***** Data shown
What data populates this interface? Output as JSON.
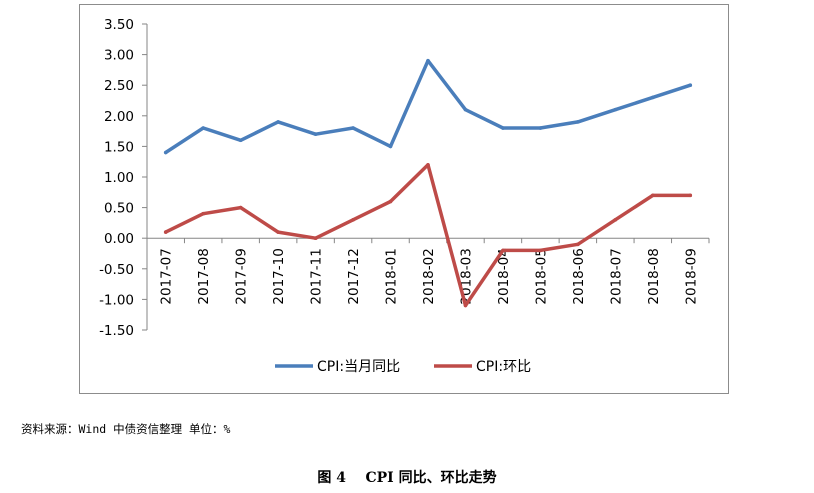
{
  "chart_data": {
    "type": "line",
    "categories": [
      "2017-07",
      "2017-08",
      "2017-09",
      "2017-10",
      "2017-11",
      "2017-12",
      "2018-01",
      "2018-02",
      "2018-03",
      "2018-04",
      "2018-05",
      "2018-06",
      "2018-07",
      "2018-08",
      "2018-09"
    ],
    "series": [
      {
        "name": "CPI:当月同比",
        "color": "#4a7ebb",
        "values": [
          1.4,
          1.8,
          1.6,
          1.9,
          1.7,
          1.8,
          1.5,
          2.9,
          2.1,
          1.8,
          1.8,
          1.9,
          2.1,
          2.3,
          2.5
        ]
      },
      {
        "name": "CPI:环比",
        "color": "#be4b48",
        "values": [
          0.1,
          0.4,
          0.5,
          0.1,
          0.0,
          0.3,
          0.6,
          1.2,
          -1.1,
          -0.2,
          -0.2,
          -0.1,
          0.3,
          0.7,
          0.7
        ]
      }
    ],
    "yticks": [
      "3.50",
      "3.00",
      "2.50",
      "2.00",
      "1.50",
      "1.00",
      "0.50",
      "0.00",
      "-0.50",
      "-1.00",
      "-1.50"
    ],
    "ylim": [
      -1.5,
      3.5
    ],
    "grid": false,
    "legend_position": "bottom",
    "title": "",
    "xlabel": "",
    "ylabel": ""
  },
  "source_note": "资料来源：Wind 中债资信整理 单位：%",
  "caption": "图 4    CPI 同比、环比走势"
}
**********
***** Data shown
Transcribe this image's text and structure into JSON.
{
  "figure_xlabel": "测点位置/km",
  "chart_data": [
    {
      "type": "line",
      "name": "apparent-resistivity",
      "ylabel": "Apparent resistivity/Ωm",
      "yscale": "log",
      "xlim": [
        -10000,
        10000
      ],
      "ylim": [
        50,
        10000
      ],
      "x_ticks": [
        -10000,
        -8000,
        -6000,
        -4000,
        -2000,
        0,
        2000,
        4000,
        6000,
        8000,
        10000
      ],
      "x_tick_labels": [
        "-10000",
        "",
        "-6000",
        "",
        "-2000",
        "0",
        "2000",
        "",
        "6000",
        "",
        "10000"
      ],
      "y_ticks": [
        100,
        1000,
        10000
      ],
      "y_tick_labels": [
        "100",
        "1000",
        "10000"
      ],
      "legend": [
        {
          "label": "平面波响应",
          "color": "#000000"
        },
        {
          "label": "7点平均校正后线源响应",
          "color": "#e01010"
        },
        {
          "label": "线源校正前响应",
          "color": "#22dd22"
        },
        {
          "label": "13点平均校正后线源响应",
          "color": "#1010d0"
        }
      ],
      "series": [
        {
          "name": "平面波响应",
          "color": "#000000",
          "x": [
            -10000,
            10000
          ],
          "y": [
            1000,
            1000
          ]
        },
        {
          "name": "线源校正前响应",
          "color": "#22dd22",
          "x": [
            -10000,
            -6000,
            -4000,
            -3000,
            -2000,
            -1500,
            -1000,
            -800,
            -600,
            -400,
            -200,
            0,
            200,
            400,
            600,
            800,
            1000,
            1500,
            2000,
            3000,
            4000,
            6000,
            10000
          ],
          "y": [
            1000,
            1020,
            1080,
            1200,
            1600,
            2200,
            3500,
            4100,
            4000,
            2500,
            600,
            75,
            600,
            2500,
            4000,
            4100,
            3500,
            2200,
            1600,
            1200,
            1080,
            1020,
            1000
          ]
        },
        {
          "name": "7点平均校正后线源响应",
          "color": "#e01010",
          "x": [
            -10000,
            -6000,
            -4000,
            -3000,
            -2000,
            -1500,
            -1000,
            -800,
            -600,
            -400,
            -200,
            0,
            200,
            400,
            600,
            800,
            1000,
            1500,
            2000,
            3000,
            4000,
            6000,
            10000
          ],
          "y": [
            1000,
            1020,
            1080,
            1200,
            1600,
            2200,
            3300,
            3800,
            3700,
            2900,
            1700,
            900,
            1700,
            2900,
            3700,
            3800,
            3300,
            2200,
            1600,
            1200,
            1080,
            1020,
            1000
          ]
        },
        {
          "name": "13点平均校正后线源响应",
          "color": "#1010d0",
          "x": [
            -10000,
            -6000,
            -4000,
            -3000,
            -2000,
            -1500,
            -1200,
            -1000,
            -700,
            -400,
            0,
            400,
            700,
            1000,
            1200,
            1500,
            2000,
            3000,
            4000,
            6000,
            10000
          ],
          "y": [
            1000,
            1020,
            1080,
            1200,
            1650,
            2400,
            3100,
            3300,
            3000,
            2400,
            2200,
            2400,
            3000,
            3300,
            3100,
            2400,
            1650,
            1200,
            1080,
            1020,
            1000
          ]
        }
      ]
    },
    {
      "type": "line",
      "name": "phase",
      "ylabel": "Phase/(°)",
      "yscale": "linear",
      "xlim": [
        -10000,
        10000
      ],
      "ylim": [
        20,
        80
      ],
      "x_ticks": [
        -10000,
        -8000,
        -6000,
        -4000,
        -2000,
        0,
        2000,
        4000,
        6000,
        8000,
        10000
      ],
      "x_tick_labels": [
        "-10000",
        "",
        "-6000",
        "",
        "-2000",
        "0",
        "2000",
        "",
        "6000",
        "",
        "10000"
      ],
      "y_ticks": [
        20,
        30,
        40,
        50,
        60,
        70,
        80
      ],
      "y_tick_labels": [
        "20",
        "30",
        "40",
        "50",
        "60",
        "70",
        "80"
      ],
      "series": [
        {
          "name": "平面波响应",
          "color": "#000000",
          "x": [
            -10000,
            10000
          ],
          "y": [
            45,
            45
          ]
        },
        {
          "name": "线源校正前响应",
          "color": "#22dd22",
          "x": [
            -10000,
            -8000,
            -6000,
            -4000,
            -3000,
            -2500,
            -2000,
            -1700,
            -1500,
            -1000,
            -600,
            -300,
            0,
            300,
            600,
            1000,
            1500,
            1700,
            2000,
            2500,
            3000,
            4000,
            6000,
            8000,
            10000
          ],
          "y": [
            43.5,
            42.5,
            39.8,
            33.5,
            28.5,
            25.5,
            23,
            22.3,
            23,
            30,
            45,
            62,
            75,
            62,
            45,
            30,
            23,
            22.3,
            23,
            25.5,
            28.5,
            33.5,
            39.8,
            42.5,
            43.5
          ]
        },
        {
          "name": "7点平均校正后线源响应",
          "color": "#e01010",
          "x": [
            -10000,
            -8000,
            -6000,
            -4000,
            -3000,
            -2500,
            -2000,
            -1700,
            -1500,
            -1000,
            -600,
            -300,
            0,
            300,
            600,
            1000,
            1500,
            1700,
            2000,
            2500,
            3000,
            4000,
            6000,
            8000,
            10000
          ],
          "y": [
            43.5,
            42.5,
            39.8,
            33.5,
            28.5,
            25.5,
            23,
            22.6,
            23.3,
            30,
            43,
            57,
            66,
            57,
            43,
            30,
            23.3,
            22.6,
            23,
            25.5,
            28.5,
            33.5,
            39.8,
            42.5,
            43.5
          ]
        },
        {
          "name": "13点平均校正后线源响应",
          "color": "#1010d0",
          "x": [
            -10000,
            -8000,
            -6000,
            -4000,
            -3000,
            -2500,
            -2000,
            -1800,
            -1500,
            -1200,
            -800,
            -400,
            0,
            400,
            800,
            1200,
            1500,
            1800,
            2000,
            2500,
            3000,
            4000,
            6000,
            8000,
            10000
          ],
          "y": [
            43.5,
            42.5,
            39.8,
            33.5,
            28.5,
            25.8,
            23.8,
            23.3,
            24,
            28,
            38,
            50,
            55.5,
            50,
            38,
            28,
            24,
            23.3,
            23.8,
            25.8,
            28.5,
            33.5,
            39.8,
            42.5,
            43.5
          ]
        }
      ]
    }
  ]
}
**********
***** Data shown
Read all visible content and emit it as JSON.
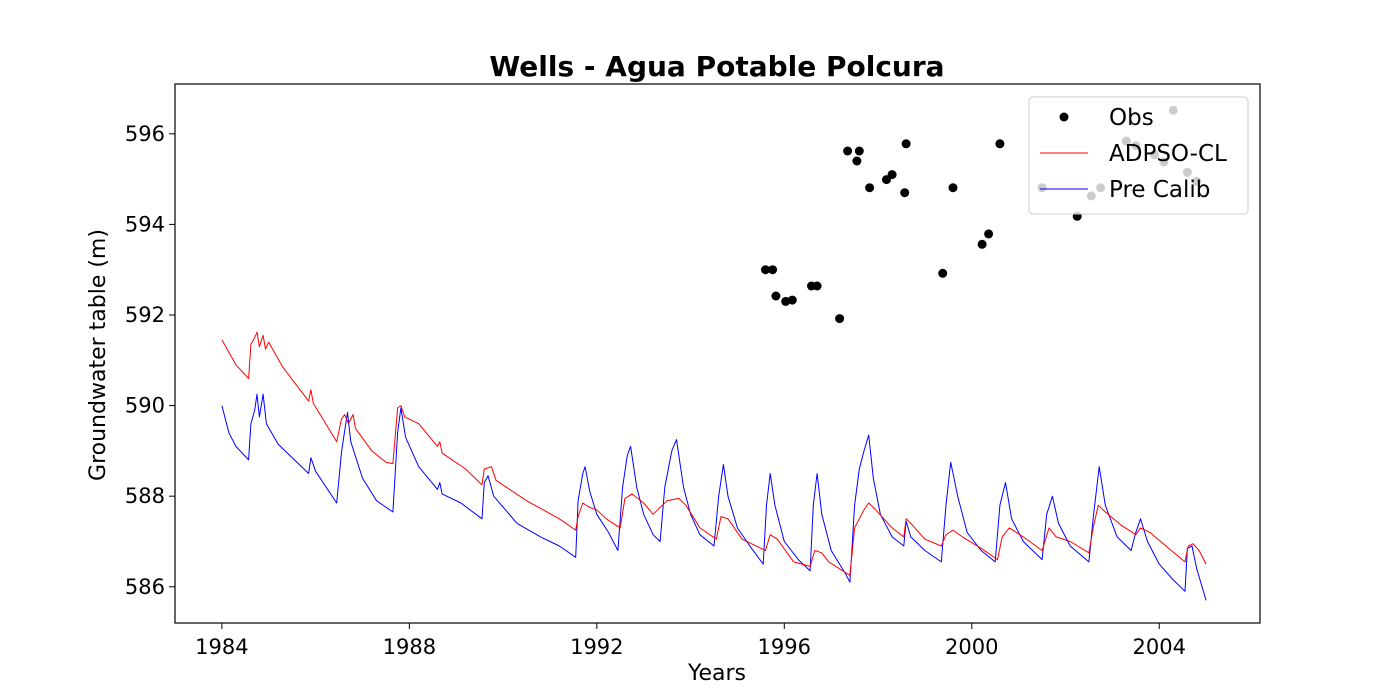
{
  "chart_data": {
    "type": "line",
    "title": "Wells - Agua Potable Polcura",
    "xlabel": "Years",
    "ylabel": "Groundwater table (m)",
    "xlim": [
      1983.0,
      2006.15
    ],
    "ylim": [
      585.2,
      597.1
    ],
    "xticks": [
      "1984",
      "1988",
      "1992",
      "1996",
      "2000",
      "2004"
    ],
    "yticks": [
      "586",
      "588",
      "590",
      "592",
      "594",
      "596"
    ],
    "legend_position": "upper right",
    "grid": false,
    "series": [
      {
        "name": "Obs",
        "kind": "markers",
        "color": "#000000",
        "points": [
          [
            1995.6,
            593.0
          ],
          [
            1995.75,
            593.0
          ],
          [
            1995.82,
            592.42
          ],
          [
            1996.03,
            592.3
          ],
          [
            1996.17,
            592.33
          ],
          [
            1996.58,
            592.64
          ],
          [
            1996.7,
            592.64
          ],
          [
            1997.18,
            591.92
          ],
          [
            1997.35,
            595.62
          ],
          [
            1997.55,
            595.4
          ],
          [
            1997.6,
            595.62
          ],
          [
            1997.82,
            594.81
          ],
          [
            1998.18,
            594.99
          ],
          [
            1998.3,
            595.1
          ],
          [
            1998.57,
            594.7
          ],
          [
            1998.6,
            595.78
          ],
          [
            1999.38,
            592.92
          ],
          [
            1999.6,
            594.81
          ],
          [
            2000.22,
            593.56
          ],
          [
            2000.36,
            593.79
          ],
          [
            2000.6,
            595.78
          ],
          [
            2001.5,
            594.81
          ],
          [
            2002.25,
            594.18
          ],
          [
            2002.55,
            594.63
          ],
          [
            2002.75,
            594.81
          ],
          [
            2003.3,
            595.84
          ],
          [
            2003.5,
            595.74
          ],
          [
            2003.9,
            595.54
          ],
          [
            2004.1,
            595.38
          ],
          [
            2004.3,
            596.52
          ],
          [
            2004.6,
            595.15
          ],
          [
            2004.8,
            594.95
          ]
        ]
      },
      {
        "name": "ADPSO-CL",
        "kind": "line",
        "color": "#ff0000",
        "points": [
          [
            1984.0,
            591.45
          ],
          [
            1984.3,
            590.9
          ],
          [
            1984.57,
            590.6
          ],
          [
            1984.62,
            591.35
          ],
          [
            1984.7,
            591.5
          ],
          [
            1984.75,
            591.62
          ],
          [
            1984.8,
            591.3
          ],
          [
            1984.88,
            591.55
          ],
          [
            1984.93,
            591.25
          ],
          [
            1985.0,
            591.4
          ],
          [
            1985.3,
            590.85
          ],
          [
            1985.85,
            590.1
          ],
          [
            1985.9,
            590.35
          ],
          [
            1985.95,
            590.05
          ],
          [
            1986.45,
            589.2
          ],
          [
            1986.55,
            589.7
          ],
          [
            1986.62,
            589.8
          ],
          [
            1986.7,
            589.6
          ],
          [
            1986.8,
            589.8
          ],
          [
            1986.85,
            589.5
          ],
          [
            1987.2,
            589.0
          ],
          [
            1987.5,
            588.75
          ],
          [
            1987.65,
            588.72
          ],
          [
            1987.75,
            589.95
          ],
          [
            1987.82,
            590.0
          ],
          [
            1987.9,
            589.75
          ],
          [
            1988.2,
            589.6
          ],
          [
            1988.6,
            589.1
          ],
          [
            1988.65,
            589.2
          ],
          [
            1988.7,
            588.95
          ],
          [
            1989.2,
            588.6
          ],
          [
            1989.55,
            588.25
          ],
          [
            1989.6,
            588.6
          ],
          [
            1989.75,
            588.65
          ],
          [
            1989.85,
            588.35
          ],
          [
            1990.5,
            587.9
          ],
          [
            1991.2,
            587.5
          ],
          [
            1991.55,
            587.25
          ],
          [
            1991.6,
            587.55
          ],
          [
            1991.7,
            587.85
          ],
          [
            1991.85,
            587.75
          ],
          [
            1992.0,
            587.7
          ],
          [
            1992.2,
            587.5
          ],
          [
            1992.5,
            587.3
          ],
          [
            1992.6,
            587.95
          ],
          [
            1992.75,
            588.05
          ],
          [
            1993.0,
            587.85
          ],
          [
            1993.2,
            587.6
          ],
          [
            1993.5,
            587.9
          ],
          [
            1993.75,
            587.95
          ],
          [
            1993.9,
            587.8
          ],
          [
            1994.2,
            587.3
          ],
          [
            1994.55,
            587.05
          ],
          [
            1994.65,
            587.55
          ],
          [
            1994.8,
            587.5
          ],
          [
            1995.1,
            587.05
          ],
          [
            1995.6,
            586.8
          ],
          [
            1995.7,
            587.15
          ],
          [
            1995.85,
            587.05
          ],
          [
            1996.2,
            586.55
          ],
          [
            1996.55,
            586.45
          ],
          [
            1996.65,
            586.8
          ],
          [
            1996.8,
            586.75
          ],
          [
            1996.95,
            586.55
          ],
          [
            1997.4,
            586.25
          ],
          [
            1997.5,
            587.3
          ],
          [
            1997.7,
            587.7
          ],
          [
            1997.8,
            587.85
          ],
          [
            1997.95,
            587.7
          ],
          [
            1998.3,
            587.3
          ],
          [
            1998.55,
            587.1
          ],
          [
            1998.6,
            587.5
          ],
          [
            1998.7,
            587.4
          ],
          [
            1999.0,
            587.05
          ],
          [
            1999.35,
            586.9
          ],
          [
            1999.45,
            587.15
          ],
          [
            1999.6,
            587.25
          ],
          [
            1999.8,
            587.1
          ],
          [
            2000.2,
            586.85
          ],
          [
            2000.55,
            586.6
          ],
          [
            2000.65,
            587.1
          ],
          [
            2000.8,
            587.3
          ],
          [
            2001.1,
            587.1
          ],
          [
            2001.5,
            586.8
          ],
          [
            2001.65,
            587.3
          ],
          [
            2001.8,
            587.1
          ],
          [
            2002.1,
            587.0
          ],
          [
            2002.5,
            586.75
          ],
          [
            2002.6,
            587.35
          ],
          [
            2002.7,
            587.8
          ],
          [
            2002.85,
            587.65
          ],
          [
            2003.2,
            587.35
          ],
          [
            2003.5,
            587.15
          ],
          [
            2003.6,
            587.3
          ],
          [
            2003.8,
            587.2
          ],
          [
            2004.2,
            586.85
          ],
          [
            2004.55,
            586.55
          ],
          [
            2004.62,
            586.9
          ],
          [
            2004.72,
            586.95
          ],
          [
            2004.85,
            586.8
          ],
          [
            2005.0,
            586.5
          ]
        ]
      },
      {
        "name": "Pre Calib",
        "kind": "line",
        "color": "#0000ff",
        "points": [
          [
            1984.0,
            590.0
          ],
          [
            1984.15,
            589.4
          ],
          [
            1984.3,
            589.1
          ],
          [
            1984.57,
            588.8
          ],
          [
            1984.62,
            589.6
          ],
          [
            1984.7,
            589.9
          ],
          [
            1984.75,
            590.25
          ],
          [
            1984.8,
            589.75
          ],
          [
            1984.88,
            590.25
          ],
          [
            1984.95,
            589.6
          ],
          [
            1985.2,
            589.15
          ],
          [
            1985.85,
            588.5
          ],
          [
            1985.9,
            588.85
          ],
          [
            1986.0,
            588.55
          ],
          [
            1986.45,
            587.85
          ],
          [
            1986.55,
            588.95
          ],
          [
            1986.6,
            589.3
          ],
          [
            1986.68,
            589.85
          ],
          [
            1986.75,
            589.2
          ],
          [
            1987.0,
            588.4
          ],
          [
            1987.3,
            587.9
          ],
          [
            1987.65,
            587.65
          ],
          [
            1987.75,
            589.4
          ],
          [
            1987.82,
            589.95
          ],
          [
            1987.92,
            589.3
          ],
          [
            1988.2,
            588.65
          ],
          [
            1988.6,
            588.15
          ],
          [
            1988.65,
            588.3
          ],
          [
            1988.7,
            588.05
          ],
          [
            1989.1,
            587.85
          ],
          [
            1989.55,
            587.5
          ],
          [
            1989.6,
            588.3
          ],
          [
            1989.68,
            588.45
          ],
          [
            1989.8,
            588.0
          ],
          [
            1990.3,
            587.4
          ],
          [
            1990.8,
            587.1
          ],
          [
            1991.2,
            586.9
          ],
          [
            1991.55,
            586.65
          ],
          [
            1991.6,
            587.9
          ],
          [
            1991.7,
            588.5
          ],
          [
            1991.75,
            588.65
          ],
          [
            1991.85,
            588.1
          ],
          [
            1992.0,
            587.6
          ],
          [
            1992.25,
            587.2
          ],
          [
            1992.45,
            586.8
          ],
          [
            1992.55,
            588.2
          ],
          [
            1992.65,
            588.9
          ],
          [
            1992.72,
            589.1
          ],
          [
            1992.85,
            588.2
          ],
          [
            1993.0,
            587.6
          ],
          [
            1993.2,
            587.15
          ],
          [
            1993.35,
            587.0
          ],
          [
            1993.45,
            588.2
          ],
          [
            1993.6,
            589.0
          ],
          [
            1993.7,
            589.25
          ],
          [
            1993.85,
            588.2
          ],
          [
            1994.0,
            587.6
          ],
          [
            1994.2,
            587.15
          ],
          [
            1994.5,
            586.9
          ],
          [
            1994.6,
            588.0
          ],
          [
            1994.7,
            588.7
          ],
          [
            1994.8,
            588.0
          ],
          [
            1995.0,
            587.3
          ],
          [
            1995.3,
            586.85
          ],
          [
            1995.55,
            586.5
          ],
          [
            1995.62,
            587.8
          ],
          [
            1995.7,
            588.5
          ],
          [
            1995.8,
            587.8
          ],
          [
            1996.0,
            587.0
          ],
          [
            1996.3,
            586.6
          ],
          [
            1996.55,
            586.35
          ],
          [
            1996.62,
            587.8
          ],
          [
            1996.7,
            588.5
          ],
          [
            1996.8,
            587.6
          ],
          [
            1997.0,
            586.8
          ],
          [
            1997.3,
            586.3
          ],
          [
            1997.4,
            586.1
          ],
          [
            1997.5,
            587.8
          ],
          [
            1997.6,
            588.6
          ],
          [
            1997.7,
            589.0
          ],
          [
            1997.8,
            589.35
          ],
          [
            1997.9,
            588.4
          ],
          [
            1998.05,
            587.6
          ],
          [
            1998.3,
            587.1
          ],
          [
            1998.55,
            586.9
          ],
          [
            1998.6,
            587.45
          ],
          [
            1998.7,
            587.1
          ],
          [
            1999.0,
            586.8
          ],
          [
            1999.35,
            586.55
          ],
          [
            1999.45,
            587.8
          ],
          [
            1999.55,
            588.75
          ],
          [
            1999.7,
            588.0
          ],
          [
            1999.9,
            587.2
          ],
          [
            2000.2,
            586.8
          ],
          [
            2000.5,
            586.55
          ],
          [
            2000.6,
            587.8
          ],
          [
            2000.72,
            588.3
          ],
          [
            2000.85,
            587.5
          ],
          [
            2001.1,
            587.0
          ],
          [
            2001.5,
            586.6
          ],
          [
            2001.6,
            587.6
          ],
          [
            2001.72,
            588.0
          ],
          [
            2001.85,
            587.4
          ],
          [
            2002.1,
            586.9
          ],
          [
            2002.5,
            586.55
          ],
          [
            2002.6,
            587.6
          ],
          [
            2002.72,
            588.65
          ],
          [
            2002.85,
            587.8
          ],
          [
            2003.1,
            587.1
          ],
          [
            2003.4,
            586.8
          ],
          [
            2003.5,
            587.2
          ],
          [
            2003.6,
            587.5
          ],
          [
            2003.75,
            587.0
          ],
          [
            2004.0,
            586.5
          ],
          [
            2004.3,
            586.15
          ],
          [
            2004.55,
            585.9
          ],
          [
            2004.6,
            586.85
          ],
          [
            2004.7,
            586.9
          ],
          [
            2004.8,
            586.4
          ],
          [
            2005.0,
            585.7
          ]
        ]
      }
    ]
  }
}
**********
Report the number of lines above containing the word "this", with no other text.

| Answer to the task |
2